* Exercise goal
Copy out each line that mentions the word "JSON".

[Figure dataset records]
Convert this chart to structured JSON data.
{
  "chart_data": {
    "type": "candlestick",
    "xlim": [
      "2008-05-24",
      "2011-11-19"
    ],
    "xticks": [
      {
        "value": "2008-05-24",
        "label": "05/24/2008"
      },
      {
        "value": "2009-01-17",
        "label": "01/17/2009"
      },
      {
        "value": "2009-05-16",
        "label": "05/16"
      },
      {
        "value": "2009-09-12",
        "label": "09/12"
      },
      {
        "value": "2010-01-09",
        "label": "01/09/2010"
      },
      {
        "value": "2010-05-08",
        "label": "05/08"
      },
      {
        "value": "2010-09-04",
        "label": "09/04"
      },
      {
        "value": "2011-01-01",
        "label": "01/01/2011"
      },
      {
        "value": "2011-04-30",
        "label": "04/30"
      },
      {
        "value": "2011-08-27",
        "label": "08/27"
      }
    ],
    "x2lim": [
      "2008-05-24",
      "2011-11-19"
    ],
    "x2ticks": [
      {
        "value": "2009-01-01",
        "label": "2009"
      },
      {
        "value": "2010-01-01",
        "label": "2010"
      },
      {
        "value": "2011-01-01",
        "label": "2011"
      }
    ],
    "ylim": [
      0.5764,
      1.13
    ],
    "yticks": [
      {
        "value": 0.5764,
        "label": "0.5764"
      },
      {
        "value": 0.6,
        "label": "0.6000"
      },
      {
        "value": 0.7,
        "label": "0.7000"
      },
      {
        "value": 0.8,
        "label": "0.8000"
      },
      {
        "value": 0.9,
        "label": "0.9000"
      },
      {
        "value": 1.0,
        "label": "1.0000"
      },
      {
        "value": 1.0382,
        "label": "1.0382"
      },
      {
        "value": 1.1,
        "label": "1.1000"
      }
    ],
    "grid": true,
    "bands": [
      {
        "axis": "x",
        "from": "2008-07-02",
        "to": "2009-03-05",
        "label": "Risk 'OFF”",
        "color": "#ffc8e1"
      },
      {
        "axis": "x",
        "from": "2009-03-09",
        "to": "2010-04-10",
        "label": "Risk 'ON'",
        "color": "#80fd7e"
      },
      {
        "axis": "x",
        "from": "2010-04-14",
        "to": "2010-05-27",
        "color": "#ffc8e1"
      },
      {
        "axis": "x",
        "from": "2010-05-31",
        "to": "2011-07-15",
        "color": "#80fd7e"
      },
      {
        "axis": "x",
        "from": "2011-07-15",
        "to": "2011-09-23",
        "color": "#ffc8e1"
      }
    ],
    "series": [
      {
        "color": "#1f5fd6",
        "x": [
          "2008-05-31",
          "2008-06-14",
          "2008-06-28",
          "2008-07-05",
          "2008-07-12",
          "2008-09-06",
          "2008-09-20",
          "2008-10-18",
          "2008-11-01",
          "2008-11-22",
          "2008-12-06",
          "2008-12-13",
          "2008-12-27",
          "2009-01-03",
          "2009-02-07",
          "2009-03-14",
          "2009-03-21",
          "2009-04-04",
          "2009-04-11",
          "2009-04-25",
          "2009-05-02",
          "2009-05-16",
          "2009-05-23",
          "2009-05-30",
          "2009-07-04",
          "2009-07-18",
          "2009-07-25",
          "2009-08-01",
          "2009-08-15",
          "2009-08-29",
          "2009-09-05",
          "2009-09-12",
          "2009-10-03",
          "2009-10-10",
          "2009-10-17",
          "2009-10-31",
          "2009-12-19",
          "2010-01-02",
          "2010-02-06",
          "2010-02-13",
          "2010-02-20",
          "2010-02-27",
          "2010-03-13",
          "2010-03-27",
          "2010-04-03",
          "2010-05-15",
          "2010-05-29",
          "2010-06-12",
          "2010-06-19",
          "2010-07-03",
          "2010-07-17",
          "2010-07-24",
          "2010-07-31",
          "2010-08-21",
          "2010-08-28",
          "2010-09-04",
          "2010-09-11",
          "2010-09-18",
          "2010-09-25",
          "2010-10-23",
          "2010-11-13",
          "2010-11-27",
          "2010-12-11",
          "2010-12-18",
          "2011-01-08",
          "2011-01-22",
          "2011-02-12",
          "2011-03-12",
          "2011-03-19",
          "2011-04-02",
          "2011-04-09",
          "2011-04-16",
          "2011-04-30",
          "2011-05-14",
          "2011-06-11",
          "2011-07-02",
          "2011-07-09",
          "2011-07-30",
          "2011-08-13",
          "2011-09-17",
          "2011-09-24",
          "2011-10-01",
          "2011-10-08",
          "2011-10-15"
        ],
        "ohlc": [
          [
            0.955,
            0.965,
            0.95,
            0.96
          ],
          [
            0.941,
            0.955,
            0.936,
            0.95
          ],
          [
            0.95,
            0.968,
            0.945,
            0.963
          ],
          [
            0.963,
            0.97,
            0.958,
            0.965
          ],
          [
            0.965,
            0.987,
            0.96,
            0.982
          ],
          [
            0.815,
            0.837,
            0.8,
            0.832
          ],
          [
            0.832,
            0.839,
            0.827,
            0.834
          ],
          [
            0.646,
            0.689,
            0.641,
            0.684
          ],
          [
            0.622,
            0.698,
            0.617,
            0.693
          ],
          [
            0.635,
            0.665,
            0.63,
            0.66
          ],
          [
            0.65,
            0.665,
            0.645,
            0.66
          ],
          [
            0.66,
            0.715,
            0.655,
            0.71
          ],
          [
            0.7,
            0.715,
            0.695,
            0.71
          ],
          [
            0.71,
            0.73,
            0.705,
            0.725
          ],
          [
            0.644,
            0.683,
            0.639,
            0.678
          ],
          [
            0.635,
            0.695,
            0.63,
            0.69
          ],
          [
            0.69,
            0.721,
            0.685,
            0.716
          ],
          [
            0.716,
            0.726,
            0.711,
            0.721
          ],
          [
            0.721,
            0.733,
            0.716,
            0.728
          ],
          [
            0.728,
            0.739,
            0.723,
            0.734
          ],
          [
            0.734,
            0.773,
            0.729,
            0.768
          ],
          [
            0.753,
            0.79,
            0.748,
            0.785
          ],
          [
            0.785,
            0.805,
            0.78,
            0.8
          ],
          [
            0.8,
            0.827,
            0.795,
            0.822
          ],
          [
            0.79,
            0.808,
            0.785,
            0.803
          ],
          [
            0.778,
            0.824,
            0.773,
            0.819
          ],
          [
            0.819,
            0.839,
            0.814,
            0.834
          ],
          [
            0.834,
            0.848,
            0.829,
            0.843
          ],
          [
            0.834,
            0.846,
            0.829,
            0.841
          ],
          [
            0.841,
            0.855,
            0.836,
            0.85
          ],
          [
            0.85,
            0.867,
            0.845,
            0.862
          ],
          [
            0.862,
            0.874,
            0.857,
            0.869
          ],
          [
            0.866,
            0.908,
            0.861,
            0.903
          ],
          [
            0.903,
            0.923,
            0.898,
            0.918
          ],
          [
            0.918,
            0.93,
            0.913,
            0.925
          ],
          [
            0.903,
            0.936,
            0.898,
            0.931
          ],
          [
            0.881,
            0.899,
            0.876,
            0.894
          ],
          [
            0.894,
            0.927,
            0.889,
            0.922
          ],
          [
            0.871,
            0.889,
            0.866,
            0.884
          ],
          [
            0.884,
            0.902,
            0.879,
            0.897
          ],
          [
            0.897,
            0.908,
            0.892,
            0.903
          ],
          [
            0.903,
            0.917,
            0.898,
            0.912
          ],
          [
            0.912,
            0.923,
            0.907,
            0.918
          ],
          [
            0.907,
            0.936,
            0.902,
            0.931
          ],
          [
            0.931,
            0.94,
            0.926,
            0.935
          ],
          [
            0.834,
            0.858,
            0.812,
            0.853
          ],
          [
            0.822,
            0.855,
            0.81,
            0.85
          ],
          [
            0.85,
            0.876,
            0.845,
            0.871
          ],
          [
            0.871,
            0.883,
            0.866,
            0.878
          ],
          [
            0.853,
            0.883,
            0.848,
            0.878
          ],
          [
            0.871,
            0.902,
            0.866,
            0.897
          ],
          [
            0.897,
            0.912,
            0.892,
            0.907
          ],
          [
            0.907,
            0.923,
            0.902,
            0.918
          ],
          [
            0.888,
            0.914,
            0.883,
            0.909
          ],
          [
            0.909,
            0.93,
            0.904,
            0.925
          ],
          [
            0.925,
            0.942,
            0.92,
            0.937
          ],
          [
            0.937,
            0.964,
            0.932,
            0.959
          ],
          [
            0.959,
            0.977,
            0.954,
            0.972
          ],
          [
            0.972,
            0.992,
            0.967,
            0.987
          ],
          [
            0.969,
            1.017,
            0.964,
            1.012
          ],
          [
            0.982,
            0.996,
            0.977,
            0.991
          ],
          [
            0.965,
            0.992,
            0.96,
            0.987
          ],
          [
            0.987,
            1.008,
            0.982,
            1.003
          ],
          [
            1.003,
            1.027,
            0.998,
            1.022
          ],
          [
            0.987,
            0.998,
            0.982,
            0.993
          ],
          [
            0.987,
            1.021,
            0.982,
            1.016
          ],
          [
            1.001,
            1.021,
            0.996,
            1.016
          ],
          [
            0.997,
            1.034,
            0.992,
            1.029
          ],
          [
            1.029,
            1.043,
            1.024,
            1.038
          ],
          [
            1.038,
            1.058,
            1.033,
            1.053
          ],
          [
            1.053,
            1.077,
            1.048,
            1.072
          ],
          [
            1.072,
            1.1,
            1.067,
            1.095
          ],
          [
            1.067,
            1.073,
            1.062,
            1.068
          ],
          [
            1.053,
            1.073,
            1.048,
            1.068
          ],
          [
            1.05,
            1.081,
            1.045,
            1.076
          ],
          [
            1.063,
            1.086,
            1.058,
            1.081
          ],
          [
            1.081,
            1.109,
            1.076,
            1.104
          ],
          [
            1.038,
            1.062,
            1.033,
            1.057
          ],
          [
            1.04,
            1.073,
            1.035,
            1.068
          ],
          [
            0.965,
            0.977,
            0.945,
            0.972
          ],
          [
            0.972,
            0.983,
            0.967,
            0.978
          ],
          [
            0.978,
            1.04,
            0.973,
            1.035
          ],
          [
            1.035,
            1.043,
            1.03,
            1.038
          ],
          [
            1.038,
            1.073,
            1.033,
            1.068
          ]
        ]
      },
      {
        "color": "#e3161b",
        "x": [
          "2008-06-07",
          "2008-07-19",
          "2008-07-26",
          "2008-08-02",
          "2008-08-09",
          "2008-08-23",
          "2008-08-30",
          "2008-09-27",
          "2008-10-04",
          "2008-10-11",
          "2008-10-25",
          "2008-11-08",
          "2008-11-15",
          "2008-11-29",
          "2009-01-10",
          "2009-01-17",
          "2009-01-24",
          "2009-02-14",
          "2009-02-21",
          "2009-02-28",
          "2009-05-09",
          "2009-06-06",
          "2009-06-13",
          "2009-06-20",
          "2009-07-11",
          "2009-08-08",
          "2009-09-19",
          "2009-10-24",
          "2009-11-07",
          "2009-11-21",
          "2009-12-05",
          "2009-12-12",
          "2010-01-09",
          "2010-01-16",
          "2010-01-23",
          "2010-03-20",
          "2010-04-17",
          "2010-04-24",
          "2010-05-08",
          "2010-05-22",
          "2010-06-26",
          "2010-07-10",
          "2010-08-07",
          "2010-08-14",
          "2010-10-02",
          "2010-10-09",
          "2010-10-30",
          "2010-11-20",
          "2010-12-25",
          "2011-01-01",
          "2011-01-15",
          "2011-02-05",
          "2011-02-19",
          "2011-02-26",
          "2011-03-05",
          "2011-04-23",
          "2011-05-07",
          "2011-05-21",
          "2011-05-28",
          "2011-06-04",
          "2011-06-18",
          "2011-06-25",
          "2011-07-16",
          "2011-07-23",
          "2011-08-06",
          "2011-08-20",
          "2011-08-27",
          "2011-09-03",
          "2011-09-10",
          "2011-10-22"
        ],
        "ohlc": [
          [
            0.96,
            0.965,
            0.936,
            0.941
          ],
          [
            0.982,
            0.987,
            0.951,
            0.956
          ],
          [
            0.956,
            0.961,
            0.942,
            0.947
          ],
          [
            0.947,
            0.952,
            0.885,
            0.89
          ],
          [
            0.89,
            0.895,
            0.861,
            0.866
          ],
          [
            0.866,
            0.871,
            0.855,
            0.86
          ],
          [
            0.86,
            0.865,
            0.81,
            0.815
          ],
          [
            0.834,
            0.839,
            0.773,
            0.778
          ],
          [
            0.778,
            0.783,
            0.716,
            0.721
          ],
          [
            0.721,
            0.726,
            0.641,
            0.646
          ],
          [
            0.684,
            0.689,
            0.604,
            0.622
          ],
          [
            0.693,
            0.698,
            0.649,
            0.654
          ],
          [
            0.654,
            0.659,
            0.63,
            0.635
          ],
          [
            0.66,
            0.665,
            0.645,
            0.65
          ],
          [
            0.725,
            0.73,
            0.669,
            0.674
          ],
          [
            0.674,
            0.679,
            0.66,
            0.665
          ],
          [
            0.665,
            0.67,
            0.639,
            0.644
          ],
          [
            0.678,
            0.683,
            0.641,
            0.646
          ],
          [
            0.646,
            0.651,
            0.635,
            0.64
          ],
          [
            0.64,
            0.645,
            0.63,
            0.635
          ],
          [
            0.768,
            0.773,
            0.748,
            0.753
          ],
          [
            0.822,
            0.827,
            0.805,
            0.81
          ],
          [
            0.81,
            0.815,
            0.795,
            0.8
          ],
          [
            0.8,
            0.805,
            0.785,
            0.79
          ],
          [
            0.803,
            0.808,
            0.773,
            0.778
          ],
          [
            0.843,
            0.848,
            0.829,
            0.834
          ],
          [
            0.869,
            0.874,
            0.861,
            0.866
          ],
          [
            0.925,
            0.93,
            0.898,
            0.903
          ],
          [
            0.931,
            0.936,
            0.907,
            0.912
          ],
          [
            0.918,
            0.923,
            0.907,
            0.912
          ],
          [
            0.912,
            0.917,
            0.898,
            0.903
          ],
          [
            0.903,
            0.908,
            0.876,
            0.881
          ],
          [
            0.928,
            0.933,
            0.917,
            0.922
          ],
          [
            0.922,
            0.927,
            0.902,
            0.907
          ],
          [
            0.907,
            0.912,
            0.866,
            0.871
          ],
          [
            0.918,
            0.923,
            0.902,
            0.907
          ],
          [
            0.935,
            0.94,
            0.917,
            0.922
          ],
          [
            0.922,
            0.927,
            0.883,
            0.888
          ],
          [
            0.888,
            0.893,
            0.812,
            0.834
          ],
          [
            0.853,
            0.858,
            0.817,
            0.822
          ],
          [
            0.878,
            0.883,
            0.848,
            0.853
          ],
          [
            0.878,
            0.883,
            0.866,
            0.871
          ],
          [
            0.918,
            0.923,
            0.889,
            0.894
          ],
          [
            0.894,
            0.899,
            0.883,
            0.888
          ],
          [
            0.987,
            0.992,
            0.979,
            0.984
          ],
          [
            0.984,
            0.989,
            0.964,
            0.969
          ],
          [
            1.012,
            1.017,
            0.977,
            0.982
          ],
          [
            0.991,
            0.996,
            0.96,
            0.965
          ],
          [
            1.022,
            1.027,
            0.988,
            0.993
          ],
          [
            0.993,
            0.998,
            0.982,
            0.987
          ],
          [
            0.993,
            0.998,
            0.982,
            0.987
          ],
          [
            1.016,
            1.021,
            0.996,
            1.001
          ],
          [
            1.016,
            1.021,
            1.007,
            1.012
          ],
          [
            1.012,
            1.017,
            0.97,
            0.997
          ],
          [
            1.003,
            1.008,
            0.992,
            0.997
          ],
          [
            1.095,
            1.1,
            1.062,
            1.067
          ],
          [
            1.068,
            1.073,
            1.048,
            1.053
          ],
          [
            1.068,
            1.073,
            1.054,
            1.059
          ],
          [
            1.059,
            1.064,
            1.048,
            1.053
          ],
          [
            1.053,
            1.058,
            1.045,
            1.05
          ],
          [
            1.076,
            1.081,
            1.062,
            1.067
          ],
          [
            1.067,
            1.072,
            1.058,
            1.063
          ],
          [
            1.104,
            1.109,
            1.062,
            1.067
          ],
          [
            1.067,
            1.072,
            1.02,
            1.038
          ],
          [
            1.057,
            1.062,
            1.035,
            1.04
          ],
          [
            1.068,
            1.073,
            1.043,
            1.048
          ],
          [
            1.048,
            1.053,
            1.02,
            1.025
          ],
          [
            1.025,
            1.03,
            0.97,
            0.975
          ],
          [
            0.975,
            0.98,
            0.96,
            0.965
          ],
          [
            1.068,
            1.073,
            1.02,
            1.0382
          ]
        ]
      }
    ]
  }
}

* * *

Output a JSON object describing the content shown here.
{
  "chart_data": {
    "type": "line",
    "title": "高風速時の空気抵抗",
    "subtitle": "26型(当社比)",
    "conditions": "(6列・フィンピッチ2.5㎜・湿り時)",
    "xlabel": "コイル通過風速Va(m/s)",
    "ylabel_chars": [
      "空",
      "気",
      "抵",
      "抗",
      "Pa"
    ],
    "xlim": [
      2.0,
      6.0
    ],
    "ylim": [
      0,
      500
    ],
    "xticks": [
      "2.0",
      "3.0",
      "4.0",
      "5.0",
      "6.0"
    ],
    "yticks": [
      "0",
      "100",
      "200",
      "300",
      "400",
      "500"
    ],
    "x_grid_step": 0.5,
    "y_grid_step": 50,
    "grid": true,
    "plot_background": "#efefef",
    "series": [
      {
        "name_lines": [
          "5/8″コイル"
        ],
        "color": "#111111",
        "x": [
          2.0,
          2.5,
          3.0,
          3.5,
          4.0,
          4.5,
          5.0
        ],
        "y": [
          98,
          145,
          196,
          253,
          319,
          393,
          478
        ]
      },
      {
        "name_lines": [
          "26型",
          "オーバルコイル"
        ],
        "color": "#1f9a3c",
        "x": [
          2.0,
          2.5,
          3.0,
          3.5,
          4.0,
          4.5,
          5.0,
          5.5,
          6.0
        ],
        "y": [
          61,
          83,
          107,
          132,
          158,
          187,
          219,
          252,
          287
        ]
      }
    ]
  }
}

* Task response
Convert this chart to structured JSON data.
Output a JSON object describing the content shown here.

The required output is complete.